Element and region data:
* * * * * * * * *

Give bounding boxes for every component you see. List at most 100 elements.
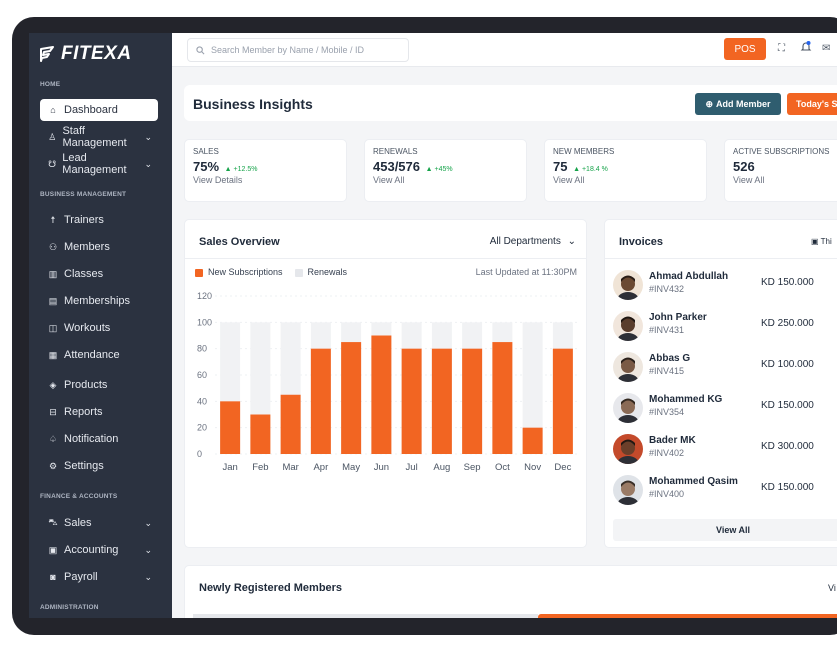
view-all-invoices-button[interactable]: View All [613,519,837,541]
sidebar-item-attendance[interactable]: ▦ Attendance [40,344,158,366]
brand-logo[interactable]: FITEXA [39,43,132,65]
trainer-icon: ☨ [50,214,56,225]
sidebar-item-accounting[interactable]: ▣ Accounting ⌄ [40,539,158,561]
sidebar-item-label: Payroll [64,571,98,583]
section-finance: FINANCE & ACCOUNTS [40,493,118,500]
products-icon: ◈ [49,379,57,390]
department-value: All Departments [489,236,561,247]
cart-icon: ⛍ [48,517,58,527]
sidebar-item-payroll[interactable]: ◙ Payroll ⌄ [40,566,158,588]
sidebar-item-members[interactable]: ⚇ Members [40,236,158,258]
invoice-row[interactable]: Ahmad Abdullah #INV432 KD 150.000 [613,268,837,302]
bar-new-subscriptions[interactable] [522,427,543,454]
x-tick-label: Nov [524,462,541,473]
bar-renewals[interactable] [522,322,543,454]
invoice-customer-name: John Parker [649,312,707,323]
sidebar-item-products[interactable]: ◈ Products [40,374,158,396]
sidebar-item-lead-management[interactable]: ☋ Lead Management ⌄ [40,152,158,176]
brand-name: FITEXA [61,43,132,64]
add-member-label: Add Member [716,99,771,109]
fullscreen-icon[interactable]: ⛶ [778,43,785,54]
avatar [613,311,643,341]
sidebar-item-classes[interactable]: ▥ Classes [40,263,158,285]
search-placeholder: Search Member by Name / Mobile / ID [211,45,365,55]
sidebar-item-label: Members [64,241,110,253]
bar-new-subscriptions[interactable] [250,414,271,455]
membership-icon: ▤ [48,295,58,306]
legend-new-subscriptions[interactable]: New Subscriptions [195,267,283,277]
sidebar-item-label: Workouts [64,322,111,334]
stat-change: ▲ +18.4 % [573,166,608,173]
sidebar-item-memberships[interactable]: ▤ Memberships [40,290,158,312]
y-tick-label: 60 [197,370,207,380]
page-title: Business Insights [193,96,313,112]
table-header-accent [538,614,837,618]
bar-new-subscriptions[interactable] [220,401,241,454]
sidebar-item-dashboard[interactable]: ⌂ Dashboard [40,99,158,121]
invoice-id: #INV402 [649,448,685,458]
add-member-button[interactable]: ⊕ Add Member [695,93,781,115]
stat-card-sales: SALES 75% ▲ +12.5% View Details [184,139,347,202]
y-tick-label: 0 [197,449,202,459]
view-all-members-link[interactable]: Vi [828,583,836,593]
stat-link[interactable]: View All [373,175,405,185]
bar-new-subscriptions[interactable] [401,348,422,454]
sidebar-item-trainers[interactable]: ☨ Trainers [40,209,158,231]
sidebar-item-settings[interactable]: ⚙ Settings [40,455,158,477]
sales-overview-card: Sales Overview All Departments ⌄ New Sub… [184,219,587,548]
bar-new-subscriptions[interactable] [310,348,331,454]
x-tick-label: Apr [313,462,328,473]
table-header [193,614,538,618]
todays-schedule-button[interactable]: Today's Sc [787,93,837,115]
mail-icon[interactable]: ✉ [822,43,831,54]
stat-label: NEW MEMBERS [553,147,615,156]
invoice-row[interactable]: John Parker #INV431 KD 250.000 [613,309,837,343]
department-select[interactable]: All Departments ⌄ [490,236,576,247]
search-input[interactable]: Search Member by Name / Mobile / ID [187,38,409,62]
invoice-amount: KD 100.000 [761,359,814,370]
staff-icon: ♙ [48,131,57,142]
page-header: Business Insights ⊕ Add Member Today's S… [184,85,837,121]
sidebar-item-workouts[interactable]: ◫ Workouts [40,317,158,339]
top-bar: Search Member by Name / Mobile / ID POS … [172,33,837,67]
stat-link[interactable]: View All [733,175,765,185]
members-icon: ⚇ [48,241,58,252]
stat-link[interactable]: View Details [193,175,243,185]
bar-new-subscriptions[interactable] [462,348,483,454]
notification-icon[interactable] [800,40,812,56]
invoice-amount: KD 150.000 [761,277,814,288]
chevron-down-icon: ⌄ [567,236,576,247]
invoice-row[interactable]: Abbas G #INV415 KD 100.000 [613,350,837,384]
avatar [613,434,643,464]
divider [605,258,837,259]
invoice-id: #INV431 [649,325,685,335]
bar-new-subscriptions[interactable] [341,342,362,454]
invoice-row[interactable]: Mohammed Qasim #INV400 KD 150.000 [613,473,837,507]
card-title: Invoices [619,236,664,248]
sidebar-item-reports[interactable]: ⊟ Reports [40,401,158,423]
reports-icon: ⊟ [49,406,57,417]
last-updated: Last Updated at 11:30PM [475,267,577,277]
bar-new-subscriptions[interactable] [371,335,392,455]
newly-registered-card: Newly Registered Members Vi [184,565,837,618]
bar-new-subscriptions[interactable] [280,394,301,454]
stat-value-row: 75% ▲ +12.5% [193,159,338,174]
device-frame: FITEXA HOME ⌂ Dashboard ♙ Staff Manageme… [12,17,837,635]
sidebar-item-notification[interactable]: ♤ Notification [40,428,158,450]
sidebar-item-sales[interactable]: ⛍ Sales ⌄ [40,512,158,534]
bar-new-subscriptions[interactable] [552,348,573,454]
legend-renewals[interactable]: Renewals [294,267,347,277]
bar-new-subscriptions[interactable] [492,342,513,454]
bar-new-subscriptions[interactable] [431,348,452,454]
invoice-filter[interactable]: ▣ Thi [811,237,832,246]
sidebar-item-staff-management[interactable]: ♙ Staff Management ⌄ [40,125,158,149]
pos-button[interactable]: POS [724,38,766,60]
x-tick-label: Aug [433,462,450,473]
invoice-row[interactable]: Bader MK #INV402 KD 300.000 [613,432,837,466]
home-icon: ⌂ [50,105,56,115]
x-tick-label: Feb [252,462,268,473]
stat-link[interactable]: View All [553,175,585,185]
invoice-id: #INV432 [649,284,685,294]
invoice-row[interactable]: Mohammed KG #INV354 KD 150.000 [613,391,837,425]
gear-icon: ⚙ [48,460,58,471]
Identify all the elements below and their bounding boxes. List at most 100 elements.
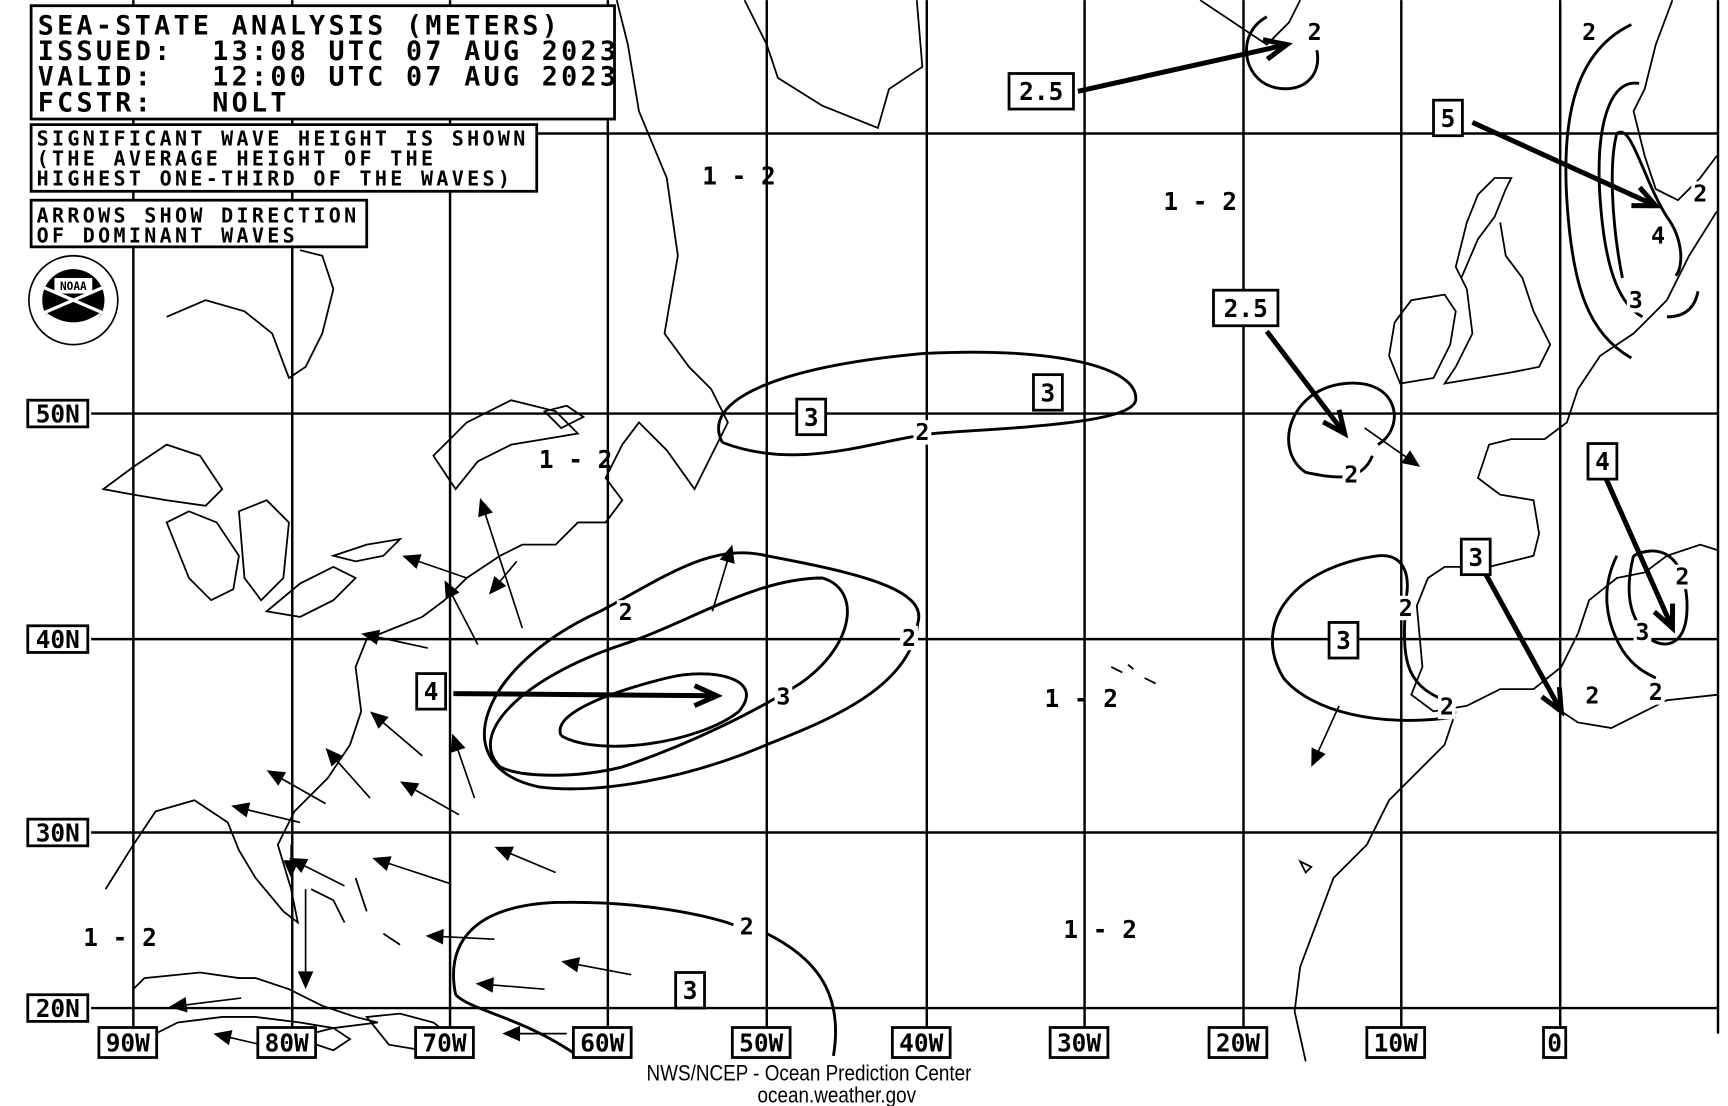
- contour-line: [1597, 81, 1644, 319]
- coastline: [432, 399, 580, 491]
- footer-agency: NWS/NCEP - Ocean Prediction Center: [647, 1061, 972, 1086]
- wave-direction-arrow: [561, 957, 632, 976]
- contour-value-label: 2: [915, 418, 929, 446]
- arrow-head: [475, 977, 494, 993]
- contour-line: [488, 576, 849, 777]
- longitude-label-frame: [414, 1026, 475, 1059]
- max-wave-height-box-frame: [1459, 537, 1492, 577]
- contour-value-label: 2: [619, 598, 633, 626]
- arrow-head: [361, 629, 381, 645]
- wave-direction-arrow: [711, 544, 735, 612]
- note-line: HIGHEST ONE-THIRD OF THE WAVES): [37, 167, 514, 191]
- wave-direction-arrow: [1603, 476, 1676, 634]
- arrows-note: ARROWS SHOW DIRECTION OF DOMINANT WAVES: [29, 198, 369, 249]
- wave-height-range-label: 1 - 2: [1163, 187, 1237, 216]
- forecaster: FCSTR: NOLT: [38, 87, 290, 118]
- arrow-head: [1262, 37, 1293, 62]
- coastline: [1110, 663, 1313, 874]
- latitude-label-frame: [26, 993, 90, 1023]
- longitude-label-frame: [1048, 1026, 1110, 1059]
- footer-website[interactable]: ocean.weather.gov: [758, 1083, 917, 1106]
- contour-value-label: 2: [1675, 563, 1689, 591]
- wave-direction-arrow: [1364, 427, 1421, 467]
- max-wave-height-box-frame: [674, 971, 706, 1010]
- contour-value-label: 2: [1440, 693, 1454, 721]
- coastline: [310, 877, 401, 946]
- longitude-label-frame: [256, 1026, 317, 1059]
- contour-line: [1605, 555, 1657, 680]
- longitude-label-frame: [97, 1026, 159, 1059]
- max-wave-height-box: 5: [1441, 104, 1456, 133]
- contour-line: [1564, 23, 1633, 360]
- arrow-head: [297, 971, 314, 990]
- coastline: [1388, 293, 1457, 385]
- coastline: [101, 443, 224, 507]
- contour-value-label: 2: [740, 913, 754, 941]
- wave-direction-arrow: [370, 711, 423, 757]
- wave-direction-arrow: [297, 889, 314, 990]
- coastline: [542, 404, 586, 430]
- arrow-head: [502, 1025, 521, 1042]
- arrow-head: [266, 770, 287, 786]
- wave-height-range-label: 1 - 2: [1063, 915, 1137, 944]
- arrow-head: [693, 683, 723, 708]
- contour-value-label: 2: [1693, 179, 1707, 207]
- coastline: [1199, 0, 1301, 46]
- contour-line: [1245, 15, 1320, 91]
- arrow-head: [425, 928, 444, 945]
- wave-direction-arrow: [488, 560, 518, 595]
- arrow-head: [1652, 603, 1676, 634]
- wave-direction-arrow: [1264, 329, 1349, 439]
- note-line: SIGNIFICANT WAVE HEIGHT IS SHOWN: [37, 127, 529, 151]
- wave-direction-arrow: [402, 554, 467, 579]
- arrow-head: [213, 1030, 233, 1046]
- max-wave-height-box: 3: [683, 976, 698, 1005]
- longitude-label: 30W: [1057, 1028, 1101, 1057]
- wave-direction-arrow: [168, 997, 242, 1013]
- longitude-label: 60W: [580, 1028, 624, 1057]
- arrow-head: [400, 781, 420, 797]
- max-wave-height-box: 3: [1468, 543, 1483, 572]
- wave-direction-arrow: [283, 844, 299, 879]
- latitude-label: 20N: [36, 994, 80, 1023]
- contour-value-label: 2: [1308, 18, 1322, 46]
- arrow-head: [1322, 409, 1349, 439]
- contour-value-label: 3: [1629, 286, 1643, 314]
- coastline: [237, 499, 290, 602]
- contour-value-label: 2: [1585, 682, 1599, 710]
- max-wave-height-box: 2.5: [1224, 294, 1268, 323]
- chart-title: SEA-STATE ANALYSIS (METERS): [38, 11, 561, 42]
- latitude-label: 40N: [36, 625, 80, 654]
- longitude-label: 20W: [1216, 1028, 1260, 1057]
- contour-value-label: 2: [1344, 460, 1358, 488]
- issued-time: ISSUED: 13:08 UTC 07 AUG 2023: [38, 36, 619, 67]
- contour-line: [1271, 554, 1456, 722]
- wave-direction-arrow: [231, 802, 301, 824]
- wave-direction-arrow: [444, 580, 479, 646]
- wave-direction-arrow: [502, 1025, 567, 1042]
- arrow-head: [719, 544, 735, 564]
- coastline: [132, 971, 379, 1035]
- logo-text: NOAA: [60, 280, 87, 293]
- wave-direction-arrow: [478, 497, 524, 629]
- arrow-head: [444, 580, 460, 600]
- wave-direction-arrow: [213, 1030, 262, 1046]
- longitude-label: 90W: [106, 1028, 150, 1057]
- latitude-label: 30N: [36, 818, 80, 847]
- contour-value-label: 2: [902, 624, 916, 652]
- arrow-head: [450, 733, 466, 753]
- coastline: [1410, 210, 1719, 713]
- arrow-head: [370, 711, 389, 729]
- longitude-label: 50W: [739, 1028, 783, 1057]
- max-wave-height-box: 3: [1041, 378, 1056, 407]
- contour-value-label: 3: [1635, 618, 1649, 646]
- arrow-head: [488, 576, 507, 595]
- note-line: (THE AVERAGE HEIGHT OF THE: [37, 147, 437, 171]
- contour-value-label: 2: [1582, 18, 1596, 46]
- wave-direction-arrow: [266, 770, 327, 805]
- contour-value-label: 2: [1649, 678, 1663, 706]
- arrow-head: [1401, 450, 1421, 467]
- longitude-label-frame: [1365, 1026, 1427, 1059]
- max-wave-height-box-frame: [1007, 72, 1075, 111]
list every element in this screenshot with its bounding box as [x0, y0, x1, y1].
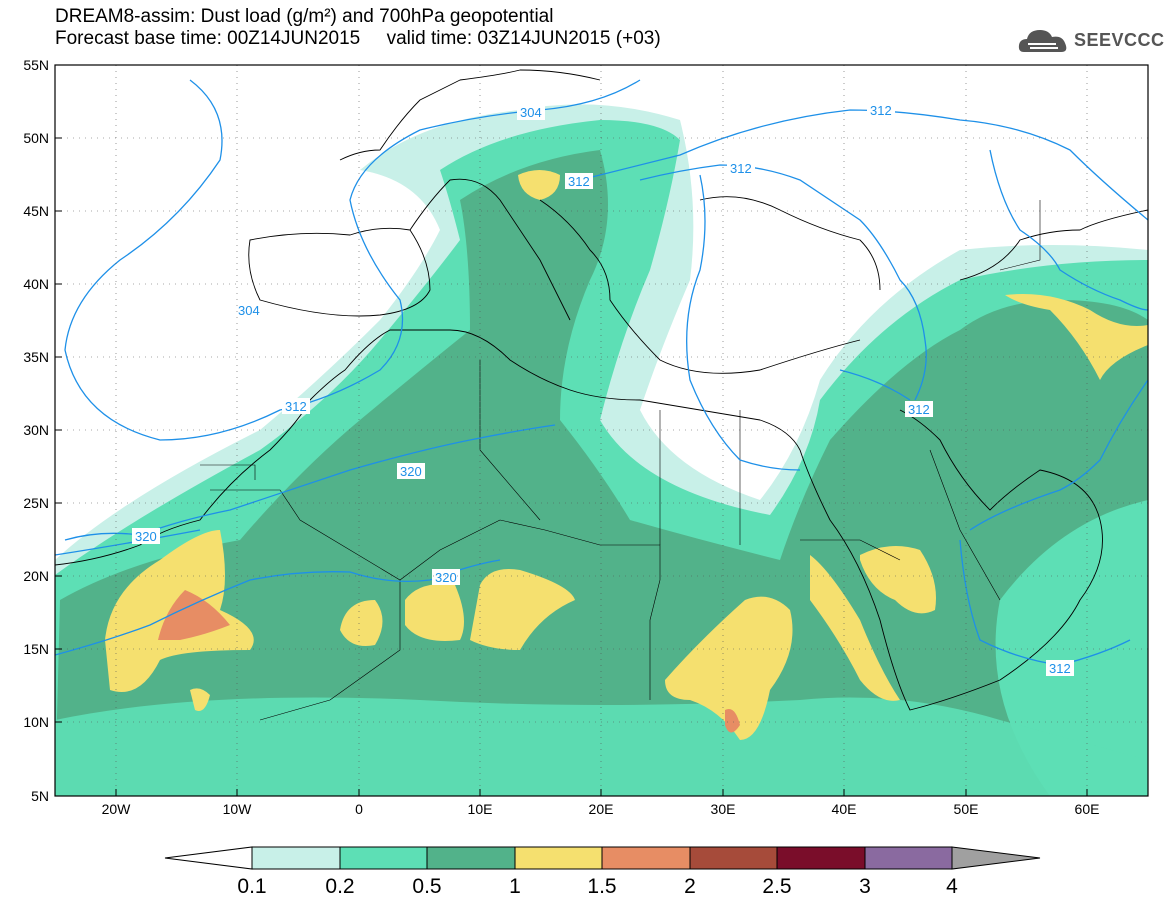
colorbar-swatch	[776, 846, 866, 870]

* * * * * * * * *

— Stated problem —
Copy out the lines of the items above, from the line with "view-all-invoices-button[interactable]: View All" up to and including the line with "sidebar-item-products[interactable]: ◈ Products", keeping every character as it appears.

— Reply —
view-all-invoices-button[interactable]: View All [613,519,837,541]
sidebar-item-attendance[interactable]: ▦ Attendance [40,344,158,366]
brand-logo[interactable]: FITEXA [39,43,132,65]
trainer-icon: ☨ [50,214,56,225]
sidebar-item-accounting[interactable]: ▣ Accounting ⌄ [40,539,158,561]
sidebar-item-label: Payroll [64,571,98,583]
section-finance: FINANCE & ACCOUNTS [40,493,118,500]
products-icon: ◈ [49,379,57,390]
department-value: All Departments [489,236,561,247]
cart-icon: ⛍ [48,517,58,527]
sidebar-item-payroll[interactable]: ◙ Payroll ⌄ [40,566,158,588]
sidebar-item-members[interactable]: ⚇ Members [40,236,158,258]
invoice-row[interactable]: Ahmad Abdullah #INV432 KD 150.000 [613,268,837,302]
bar-new-subscriptions[interactable] [522,427,543,454]
x-tick-label: Nov [524,462,541,473]
bar-renewals[interactable] [522,322,543,454]
invoice-customer-name: John Parker [649,312,707,323]
sidebar-item-products[interactable]: ◈ Products [40,374,158,396]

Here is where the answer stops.